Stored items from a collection
^^^^

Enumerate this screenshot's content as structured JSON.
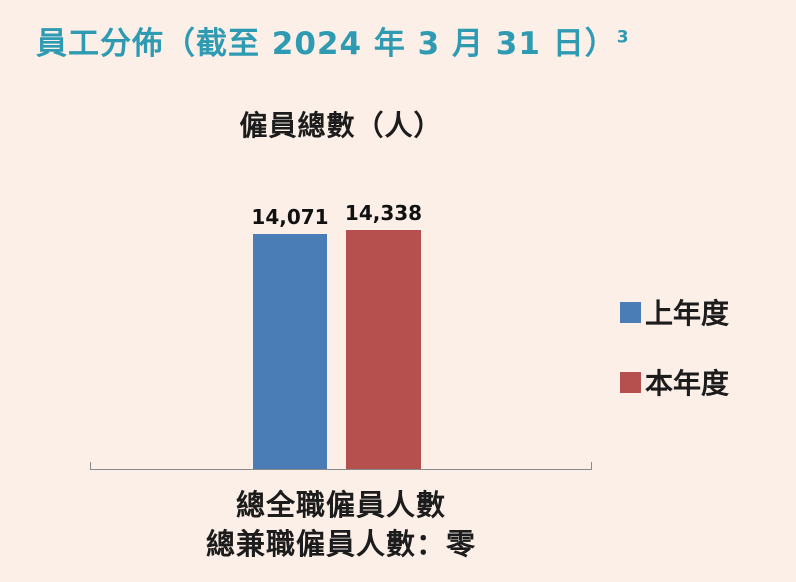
{
  "title": {
    "text": "員工分佈（截至 2024 年 3 月 31 日）",
    "superscript": "3"
  },
  "chart_data": {
    "type": "bar",
    "title": "僱員總數（人）",
    "categories": [
      "上年度",
      "本年度"
    ],
    "series": [
      {
        "name": "上年度",
        "value": 14071,
        "label": "14,071",
        "color": "#4a7cb5"
      },
      {
        "name": "本年度",
        "value": 14338,
        "label": "14,338",
        "color": "#b5504f"
      }
    ],
    "ylim": [
      0,
      14500
    ],
    "grid": false,
    "legend_position": "right",
    "xlabel_line1": "總全職僱員人數",
    "xlabel_line2": "總兼職僱員人數：零",
    "ylabel": ""
  },
  "colors": {
    "background": "#fcefe7",
    "title_accent": "#2e9bb3",
    "bar_previous_year": "#4a7cb5",
    "bar_current_year": "#b5504f",
    "axis_line": "#8a8a8a",
    "text": "#1c1c1c"
  }
}
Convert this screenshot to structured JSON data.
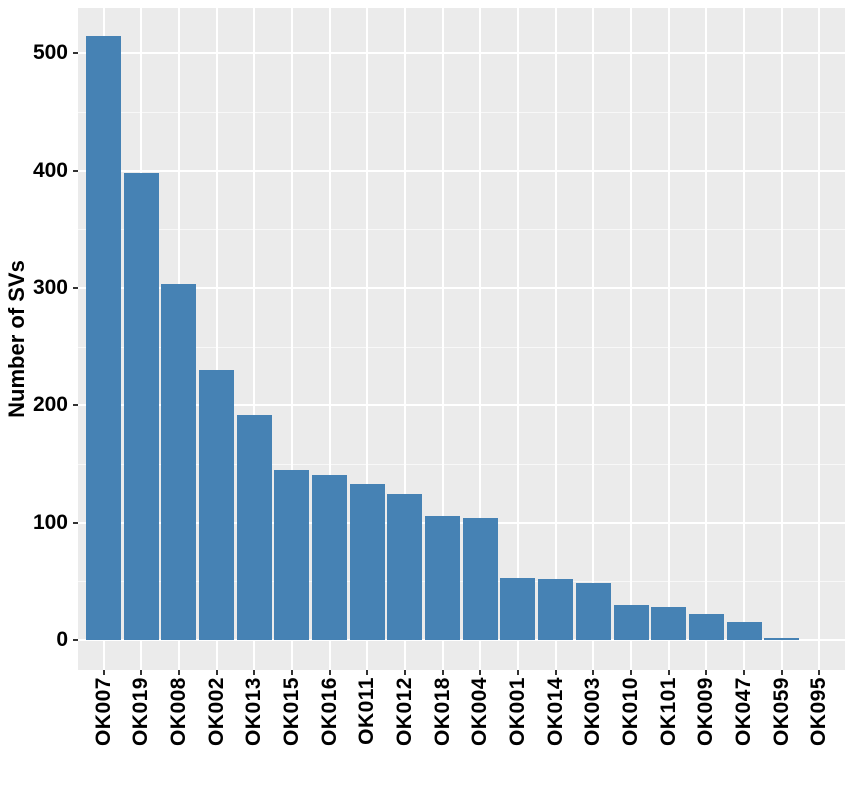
{
  "chart_data": {
    "type": "bar",
    "title": "",
    "xlabel": "",
    "ylabel": "Number of SVs",
    "categories": [
      "OK007",
      "OK019",
      "OK008",
      "OK002",
      "OK013",
      "OK015",
      "OK016",
      "OK011",
      "OK012",
      "OK018",
      "OK004",
      "OK001",
      "OK014",
      "OK003",
      "OK010",
      "OK101",
      "OK009",
      "OK047",
      "OK059",
      "OK095"
    ],
    "values": [
      515,
      398,
      303,
      230,
      192,
      145,
      141,
      133,
      124,
      106,
      104,
      53,
      52,
      49,
      30,
      28,
      22,
      15,
      2,
      0
    ],
    "y_ticks": [
      0,
      100,
      200,
      300,
      400,
      500
    ],
    "y_minor_ticks": [
      50,
      150,
      250,
      350,
      450
    ],
    "ylim": [
      -25,
      540
    ],
    "grid": "major-and-minor-horizontal, major-vertical-at-categories",
    "legend": "none",
    "colors": {
      "bar_fill": "#4682B4",
      "panel_background": "#EBEBEB",
      "gridline": "#FFFFFF",
      "tick_mark": "#333333",
      "axis_text": "#000000",
      "page_background": "#FFFFFF"
    }
  }
}
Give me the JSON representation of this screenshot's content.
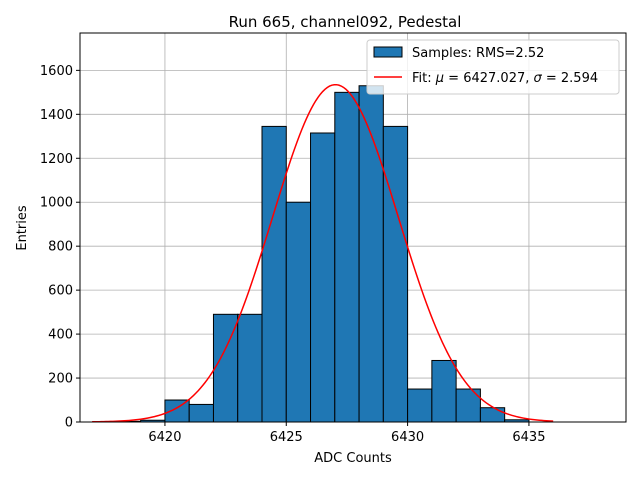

^^^^

## SHORT EXERCISE
Are you able to set down all the lines above exactly, without any pictures?

## TASK RESPONSE
Enumerate this screenshot's content as structured JSON.
{
  "title": {
    "text": "員工分佈（截至 2024 年 3 月 31 日）",
    "superscript": "3"
  },
  "chart_data": {
    "type": "bar",
    "title": "僱員總數（人）",
    "categories": [
      "上年度",
      "本年度"
    ],
    "series": [
      {
        "name": "上年度",
        "value": 14071,
        "label": "14,071",
        "color": "#4a7cb5"
      },
      {
        "name": "本年度",
        "value": 14338,
        "label": "14,338",
        "color": "#b5504f"
      }
    ],
    "ylim": [
      0,
      14500
    ],
    "grid": false,
    "legend_position": "right",
    "xlabel_line1": "總全職僱員人數",
    "xlabel_line2": "總兼職僱員人數：零",
    "ylabel": ""
  },
  "colors": {
    "background": "#fcefe7",
    "title_accent": "#2e9bb3",
    "bar_previous_year": "#4a7cb5",
    "bar_current_year": "#b5504f",
    "axis_line": "#8a8a8a",
    "text": "#1c1c1c"
  }
}
Convert this screenshot to structured JSON data.
{
  "chart_data": {
    "type": "bar",
    "title": "",
    "xlabel": "",
    "ylabel": "Number of SVs",
    "categories": [
      "OK007",
      "OK019",
      "OK008",
      "OK002",
      "OK013",
      "OK015",
      "OK016",
      "OK011",
      "OK012",
      "OK018",
      "OK004",
      "OK001",
      "OK014",
      "OK003",
      "OK010",
      "OK101",
      "OK009",
      "OK047",
      "OK059",
      "OK095"
    ],
    "values": [
      515,
      398,
      303,
      230,
      192,
      145,
      141,
      133,
      124,
      106,
      104,
      53,
      52,
      49,
      30,
      28,
      22,
      15,
      2,
      0
    ],
    "y_ticks": [
      0,
      100,
      200,
      300,
      400,
      500
    ],
    "y_minor_ticks": [
      50,
      150,
      250,
      350,
      450
    ],
    "ylim": [
      -25,
      540
    ],
    "grid": "major-and-minor-horizontal, major-vertical-at-categories",
    "legend": "none",
    "colors": {
      "bar_fill": "#4682B4",
      "panel_background": "#EBEBEB",
      "gridline": "#FFFFFF",
      "tick_mark": "#333333",
      "axis_text": "#000000",
      "page_background": "#FFFFFF"
    }
  }
}
Give me the JSON representation of this screenshot's content.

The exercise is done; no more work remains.